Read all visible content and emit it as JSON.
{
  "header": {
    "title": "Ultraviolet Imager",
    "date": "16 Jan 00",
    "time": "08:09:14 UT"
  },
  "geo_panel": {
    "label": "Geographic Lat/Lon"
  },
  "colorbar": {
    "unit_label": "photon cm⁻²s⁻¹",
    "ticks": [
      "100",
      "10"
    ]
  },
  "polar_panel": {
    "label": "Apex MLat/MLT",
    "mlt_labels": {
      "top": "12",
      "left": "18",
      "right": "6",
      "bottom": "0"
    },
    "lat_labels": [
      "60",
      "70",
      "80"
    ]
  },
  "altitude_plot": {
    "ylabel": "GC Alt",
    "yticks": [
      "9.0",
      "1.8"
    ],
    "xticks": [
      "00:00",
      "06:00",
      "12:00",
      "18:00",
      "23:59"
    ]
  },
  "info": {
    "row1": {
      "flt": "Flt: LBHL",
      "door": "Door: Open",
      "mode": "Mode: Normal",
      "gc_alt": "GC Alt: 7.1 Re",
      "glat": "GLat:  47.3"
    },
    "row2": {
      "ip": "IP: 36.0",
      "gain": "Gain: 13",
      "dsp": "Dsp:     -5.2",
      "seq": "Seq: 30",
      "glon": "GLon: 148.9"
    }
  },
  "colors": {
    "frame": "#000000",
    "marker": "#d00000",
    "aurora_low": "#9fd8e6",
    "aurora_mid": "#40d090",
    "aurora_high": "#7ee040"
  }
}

◇ ◇ ◇ ◇ ◇ ◇ ◇

# [Task directions]
Quote all of the entries exactly as they appear.

# [Finished answer]
Read all visible content and emit it as JSON.
{
  "header": {
    "title": "Ultraviolet Imager",
    "date": "16 Jan 00",
    "time": "08:09:14 UT"
  },
  "geo_panel": {
    "label": "Geographic Lat/Lon"
  },
  "colorbar": {
    "unit_label": "photon cm⁻²s⁻¹",
    "ticks": [
      "100",
      "10"
    ]
  },
  "polar_panel": {
    "label": "Apex MLat/MLT",
    "mlt_labels": {
      "top": "12",
      "left": "18",
      "right": "6",
      "bottom": "0"
    },
    "lat_labels": [
      "60",
      "70",
      "80"
    ]
  },
  "altitude_plot": {
    "ylabel": "GC Alt",
    "yticks": [
      "9.0",
      "1.8"
    ],
    "xticks": [
      "00:00",
      "06:00",
      "12:00",
      "18:00",
      "23:59"
    ]
  },
  "info": {
    "row1": {
      "flt": "Flt: LBHL",
      "door": "Door: Open",
      "mode": "Mode: Normal",
      "gc_alt": "GC Alt: 7.1 Re",
      "glat": "GLat:  47.3"
    },
    "row2": {
      "ip": "IP: 36.0",
      "gain": "Gain: 13",
      "dsp": "Dsp:     -5.2",
      "seq": "Seq: 30",
      "glon": "GLon: 148.9"
    }
  },
  "colors": {
    "frame": "#000000",
    "marker": "#d00000",
    "aurora_low": "#9fd8e6",
    "aurora_mid": "#40d090",
    "aurora_high": "#7ee040"
  }
}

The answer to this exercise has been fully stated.